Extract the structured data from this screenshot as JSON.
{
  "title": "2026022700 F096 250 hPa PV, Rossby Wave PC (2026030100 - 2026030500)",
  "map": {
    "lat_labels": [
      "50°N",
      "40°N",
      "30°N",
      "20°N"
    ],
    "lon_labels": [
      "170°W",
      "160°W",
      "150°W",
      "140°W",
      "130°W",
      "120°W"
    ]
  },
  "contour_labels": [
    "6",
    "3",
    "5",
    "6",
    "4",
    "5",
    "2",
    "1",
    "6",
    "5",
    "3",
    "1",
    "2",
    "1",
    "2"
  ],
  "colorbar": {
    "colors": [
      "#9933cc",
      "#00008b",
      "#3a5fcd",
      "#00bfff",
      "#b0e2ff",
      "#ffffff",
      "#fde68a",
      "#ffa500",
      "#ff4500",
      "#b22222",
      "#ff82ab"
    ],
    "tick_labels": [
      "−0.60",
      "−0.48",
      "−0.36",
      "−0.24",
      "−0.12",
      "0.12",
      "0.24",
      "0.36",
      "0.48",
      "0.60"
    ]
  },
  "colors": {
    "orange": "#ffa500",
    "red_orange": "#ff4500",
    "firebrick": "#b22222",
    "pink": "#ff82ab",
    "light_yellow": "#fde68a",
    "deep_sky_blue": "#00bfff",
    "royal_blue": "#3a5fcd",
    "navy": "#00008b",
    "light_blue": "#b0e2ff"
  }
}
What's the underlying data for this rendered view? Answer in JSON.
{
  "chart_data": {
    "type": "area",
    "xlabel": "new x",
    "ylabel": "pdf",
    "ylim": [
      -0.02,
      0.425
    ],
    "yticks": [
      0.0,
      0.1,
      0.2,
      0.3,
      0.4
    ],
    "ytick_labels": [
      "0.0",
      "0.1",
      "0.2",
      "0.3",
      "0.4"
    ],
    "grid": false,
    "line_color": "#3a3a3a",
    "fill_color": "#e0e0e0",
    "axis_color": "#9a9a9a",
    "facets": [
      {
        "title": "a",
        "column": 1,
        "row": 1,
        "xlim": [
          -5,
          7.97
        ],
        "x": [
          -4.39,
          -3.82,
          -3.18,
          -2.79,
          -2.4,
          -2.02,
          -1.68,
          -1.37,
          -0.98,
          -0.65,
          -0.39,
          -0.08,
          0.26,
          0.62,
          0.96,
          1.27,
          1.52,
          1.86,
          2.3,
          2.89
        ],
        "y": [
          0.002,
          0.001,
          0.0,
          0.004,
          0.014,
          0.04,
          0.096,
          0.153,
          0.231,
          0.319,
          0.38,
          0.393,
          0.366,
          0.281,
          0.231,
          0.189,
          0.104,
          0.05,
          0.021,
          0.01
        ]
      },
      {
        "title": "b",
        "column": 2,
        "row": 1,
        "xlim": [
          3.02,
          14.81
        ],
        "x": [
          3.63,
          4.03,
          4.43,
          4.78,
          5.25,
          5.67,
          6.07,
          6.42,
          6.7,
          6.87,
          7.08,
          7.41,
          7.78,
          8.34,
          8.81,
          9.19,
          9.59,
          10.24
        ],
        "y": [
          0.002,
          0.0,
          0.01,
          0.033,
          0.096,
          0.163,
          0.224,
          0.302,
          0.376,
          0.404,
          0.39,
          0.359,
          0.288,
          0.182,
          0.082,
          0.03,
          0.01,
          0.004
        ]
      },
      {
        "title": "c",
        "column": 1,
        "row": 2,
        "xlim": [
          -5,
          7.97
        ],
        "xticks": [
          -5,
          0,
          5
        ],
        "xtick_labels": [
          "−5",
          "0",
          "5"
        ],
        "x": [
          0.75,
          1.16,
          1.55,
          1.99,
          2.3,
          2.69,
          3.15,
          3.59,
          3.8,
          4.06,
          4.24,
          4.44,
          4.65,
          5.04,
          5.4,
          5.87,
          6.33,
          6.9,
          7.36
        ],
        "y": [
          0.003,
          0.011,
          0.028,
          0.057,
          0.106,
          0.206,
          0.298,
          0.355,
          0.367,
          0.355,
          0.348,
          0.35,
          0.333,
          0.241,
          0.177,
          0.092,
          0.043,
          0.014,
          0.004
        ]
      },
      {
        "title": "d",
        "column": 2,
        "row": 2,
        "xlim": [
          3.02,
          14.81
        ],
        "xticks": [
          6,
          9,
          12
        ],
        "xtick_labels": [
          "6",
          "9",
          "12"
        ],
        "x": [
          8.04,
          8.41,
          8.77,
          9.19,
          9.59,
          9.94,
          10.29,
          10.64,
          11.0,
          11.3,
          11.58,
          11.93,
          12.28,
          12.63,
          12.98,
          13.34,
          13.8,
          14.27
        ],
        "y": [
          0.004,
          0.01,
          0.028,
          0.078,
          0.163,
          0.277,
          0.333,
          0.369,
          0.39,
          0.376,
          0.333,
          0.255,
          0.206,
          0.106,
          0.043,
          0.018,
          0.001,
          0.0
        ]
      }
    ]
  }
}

*REQUEST*
Output all of the material, please, exactly as it stands.

*OUTPUT FOR THIS EXERCISE*
Extract the structured data from this screenshot as JSON.
{
  "title": "2026022700 F096 250 hPa PV, Rossby Wave PC (2026030100 - 2026030500)",
  "map": {
    "lat_labels": [
      "50°N",
      "40°N",
      "30°N",
      "20°N"
    ],
    "lon_labels": [
      "170°W",
      "160°W",
      "150°W",
      "140°W",
      "130°W",
      "120°W"
    ]
  },
  "contour_labels": [
    "6",
    "3",
    "5",
    "6",
    "4",
    "5",
    "2",
    "1",
    "6",
    "5",
    "3",
    "1",
    "2",
    "1",
    "2"
  ],
  "colorbar": {
    "colors": [
      "#9933cc",
      "#00008b",
      "#3a5fcd",
      "#00bfff",
      "#b0e2ff",
      "#ffffff",
      "#fde68a",
      "#ffa500",
      "#ff4500",
      "#b22222",
      "#ff82ab"
    ],
    "tick_labels": [
      "−0.60",
      "−0.48",
      "−0.36",
      "−0.24",
      "−0.12",
      "0.12",
      "0.24",
      "0.36",
      "0.48",
      "0.60"
    ]
  },
  "colors": {
    "orange": "#ffa500",
    "red_orange": "#ff4500",
    "firebrick": "#b22222",
    "pink": "#ff82ab",
    "light_yellow": "#fde68a",
    "deep_sky_blue": "#00bfff",
    "royal_blue": "#3a5fcd",
    "navy": "#00008b",
    "light_blue": "#b0e2ff"
  }
}
What's the underlying data for this rendered view? Answer in JSON.
{
  "chart_data": {
    "type": "area",
    "xlabel": "new x",
    "ylabel": "pdf",
    "ylim": [
      -0.02,
      0.425
    ],
    "yticks": [
      0.0,
      0.1,
      0.2,
      0.3,
      0.4
    ],
    "ytick_labels": [
      "0.0",
      "0.1",
      "0.2",
      "0.3",
      "0.4"
    ],
    "grid": false,
    "line_color": "#3a3a3a",
    "fill_color": "#e0e0e0",
    "axis_color": "#9a9a9a",
    "facets": [
      {
        "title": "a",
        "column": 1,
        "row": 1,
        "xlim": [
          -5,
          7.97
        ],
        "x": [
          -4.39,
          -3.82,
          -3.18,
          -2.79,
          -2.4,
          -2.02,
          -1.68,
          -1.37,
          -0.98,
          -0.65,
          -0.39,
          -0.08,
          0.26,
          0.62,
          0.96,
          1.27,
          1.52,
          1.86,
          2.3,
          2.89
        ],
        "y": [
          0.002,
          0.001,
          0.0,
          0.004,
          0.014,
          0.04,
          0.096,
          0.153,
          0.231,
          0.319,
          0.38,
          0.393,
          0.366,
          0.281,
          0.231,
          0.189,
          0.104,
          0.05,
          0.021,
          0.01
        ]
      },
      {
        "title": "b",
        "column": 2,
        "row": 1,
        "xlim": [
          3.02,
          14.81
        ],
        "x": [
          3.63,
          4.03,
          4.43,
          4.78,
          5.25,
          5.67,
          6.07,
          6.42,
          6.7,
          6.87,
          7.08,
          7.41,
          7.78,
          8.34,
          8.81,
          9.19,
          9.59,
          10.24
        ],
        "y": [
          0.002,
          0.0,
          0.01,
          0.033,
          0.096,
          0.163,
          0.224,
          0.302,
          0.376,
          0.404,
          0.39,
          0.359,
          0.288,
          0.182,
          0.082,
          0.03,
          0.01,
          0.004
        ]
      },
      {
        "title": "c",
        "column": 1,
        "row": 2,
        "xlim": [
          -5,
          7.97
        ],
        "xticks": [
          -5,
          0,
          5
        ],
        "xtick_labels": [
          "−5",
          "0",
          "5"
        ],
        "x": [
          0.75,
          1.16,
          1.55,
          1.99,
          2.3,
          2.69,
          3.15,
          3.59,
          3.8,
          4.06,
          4.24,
          4.44,
          4.65,
          5.04,
          5.4,
          5.87,
          6.33,
          6.9,
          7.36
        ],
        "y": [
          0.003,
          0.011,
          0.028,
          0.057,
          0.106,
          0.206,
          0.298,
          0.355,
          0.367,
          0.355,
          0.348,
          0.35,
          0.333,
          0.241,
          0.177,
          0.092,
          0.043,
          0.014,
          0.004
        ]
      },
      {
        "title": "d",
        "column": 2,
        "row": 2,
        "xlim": [
          3.02,
          14.81
        ],
        "xticks": [
          6,
          9,
          12
        ],
        "xtick_labels": [
          "6",
          "9",
          "12"
        ],
        "x": [
          8.04,
          8.41,
          8.77,
          9.19,
          9.59,
          9.94,
          10.29,
          10.64,
          11.0,
          11.3,
          11.58,
          11.93,
          12.28,
          12.63,
          12.98,
          13.34,
          13.8,
          14.27
        ],
        "y": [
          0.004,
          0.01,
          0.028,
          0.078,
          0.163,
          0.277,
          0.333,
          0.369,
          0.39,
          0.376,
          0.333,
          0.255,
          0.206,
          0.106,
          0.043,
          0.018,
          0.001,
          0.0
        ]
      }
    ]
  }
}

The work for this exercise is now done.